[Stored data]
"""

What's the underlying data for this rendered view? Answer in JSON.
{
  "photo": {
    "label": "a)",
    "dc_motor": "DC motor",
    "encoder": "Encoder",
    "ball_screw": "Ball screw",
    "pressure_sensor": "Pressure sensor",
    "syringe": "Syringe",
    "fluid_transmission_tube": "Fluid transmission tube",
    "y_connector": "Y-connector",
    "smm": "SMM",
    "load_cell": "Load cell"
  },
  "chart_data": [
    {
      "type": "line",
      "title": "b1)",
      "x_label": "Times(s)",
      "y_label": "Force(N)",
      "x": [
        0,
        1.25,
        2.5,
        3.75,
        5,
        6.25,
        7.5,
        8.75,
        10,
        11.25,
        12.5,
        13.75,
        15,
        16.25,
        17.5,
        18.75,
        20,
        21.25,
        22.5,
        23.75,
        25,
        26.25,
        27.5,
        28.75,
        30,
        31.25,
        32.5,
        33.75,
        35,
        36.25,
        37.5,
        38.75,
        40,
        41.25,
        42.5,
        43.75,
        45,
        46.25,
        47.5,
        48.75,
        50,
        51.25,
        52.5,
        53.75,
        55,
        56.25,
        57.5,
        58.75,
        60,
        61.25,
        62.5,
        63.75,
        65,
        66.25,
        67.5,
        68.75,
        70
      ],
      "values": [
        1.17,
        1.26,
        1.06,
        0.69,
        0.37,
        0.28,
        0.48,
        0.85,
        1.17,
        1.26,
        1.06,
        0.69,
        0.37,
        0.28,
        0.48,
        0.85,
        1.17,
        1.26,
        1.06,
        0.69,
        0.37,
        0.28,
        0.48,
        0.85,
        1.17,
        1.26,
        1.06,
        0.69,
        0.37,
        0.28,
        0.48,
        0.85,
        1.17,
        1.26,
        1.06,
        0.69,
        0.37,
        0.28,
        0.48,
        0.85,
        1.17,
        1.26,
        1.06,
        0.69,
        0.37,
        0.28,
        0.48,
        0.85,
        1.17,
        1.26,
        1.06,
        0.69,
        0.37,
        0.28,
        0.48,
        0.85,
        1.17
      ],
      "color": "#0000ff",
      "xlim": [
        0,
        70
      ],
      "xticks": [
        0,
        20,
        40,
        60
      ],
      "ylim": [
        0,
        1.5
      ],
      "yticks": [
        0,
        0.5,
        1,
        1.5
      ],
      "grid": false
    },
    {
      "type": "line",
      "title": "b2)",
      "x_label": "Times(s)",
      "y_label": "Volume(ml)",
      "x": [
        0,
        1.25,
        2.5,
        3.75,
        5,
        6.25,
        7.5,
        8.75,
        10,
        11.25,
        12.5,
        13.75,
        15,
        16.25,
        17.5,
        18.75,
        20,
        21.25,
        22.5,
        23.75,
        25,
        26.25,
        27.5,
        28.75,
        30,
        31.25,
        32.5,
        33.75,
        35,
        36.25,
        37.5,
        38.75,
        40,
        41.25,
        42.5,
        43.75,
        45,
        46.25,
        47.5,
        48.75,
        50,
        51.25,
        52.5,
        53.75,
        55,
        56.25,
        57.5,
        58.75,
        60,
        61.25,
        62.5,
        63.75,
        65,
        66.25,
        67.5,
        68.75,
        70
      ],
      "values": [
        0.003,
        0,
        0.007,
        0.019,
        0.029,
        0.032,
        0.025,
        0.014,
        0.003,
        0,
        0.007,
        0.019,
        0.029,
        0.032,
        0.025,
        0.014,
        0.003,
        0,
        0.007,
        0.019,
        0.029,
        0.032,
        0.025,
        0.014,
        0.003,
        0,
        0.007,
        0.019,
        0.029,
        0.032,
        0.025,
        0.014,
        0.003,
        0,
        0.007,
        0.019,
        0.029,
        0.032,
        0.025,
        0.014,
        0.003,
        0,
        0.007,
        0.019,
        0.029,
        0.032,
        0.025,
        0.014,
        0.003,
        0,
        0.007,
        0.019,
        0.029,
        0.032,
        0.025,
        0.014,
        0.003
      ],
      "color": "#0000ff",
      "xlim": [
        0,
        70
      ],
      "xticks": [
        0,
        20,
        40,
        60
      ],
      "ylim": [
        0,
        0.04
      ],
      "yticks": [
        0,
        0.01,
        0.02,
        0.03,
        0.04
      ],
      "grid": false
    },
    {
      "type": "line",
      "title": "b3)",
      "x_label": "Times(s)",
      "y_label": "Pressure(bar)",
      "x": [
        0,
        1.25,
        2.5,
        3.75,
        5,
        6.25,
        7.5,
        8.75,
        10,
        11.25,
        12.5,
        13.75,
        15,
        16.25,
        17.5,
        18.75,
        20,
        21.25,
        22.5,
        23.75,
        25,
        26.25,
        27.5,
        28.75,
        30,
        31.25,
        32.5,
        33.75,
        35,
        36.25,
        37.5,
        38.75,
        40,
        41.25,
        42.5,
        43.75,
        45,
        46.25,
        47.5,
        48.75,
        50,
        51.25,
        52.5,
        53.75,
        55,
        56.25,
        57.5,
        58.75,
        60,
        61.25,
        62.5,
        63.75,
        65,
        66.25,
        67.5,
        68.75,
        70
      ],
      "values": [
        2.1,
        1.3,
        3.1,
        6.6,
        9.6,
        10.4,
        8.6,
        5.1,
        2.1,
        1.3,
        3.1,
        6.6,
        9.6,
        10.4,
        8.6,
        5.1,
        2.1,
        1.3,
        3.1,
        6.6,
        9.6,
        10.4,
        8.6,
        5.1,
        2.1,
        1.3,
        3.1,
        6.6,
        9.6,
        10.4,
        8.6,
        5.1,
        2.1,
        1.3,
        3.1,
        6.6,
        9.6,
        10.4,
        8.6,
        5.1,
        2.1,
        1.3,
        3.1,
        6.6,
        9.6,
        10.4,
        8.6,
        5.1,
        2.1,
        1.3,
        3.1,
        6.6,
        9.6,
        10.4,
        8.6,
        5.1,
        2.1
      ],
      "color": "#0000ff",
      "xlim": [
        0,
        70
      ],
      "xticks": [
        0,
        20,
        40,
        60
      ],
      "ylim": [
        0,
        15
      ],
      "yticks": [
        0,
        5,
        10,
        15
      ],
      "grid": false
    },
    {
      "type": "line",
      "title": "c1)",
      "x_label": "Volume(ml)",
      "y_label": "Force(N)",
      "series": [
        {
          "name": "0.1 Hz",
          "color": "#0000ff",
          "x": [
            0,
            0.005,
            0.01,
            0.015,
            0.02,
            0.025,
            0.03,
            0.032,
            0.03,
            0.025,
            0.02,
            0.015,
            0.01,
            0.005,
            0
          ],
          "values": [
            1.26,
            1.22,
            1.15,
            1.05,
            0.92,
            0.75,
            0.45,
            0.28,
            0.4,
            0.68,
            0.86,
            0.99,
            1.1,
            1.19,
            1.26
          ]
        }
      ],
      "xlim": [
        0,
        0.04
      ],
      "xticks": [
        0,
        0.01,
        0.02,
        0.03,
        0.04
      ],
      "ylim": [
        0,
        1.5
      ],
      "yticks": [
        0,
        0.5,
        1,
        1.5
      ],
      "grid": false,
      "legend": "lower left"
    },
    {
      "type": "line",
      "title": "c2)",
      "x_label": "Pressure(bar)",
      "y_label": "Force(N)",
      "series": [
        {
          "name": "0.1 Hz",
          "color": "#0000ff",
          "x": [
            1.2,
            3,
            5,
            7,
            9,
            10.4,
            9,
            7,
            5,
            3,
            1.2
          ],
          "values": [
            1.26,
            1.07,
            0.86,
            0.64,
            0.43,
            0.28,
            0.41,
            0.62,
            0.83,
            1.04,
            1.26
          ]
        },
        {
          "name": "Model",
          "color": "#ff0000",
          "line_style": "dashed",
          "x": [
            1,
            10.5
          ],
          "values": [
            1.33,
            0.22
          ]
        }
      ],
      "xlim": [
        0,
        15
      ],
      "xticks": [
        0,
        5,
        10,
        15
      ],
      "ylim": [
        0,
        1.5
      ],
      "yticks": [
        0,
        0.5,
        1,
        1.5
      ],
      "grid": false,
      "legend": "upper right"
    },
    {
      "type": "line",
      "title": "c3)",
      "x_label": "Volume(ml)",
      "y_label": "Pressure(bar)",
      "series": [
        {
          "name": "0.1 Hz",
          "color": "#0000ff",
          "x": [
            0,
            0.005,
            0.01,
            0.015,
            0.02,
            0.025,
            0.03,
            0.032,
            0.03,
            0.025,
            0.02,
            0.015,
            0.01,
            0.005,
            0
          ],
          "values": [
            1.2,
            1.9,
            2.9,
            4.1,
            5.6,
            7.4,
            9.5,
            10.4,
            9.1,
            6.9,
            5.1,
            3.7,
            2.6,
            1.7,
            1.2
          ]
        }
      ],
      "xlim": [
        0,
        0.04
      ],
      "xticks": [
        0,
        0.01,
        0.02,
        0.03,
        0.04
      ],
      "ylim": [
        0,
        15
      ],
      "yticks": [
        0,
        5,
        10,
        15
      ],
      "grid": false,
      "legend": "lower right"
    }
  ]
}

"""

▶ **GIVEN TASK**: Copy out every line in the listing where the word "title" appears.

▶ **WORKED ANSWER**:
      "title": "b1)",
      "title": "b2)",
      "title": "b3)",
      "title": "c1)",
      "title": "c2)",
      "title": "c3)",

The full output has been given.